Reproduce everything in the listing below from the line containing "handwritten-insertion-her: her [1172,1680,1200,1700]" down to the line containing "body-line: equality, as", changing "international" to "global" and leaving the rest untouched.

* begin PROVIDED INFORMATION *

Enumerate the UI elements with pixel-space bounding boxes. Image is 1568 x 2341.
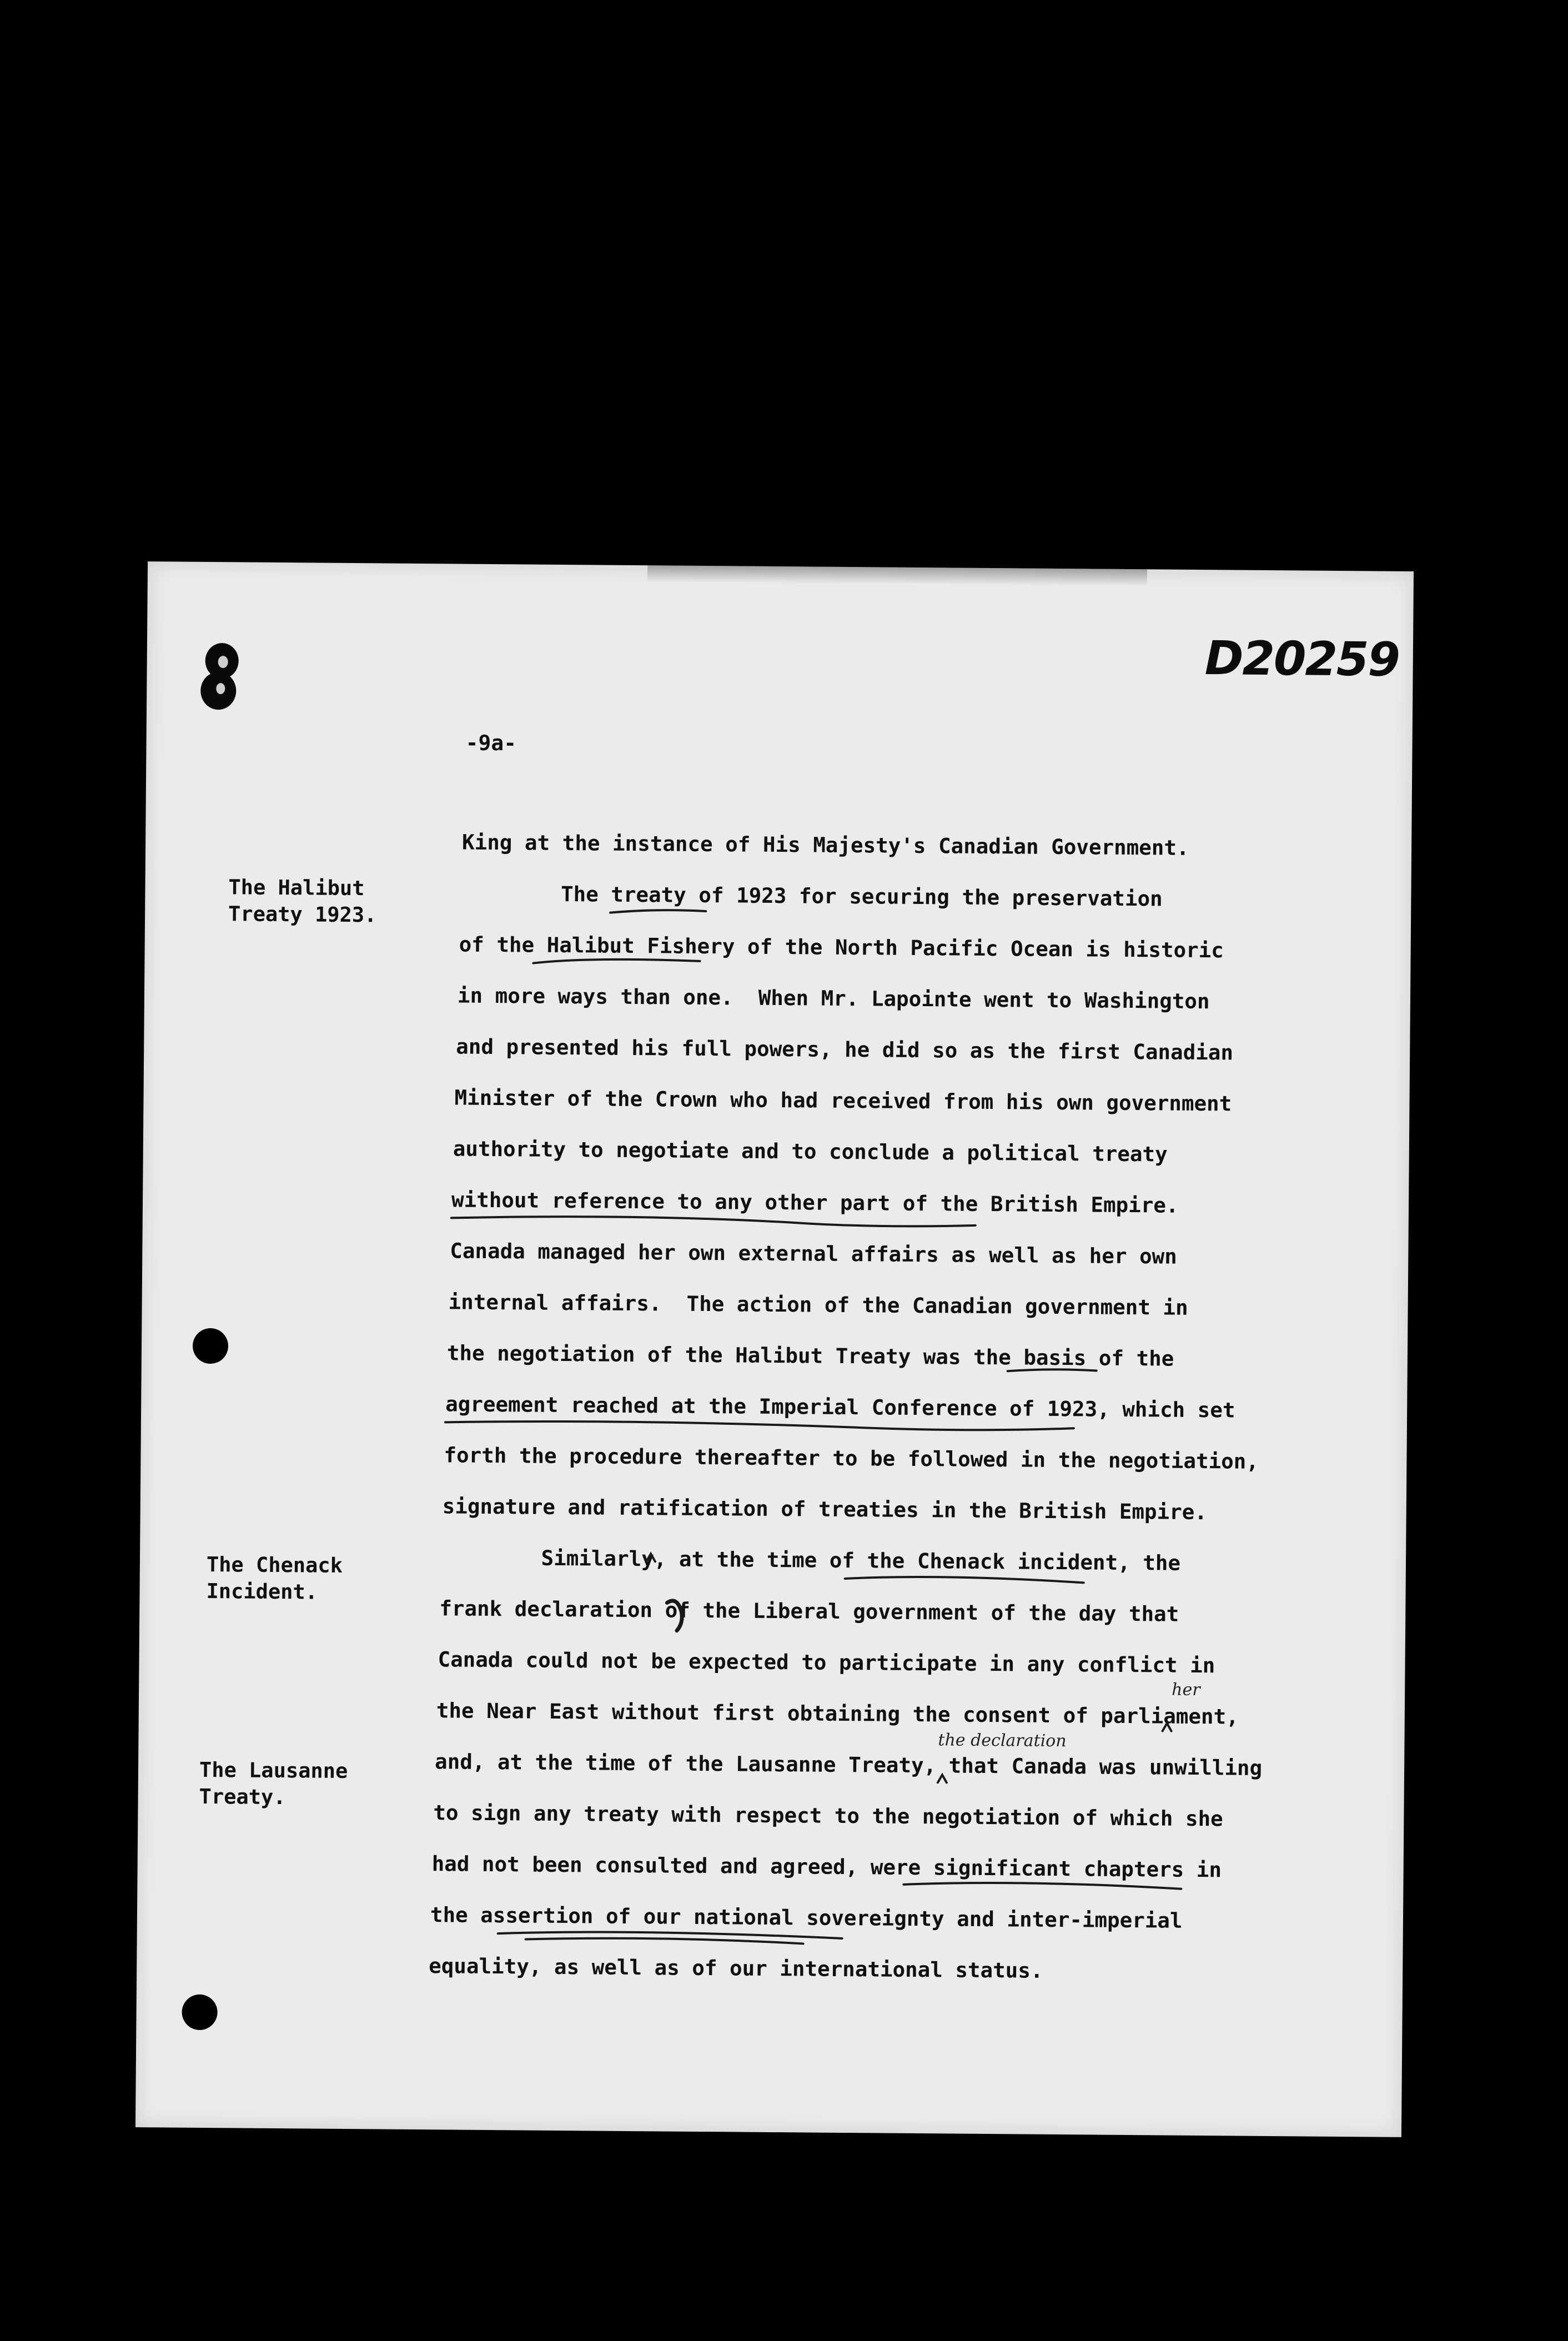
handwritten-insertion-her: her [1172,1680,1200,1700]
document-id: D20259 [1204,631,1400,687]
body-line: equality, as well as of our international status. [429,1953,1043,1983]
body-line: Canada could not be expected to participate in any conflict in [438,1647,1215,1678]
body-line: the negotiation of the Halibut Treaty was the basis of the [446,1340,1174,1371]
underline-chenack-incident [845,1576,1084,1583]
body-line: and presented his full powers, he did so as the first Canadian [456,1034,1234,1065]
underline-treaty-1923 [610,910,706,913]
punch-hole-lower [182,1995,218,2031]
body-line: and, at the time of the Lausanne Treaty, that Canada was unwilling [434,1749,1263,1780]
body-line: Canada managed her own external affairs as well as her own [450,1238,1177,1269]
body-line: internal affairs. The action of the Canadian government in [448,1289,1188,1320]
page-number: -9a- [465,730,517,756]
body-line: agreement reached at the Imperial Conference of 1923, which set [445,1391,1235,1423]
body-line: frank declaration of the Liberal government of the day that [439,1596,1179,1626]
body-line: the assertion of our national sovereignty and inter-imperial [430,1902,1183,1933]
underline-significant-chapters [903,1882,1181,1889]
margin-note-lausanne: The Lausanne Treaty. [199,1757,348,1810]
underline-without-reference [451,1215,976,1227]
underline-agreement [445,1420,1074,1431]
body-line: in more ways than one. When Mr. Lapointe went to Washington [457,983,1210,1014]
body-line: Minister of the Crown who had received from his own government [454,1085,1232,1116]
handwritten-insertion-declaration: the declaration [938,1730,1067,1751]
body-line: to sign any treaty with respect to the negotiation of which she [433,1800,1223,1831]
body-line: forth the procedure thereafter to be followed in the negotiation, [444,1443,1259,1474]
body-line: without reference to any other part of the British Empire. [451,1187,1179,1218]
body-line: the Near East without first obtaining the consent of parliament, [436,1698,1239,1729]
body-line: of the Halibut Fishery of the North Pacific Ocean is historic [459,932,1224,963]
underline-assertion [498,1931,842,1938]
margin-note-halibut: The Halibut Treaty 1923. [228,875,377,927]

* end PROVIDED INFORMATION *

EXERCISE RESPONSE:
handwritten-insertion-her: her [1172,1680,1200,1700]
document-id: D20259 [1204,631,1400,687]
body-line: equality, as well as of our global status. [429,1953,1043,1983]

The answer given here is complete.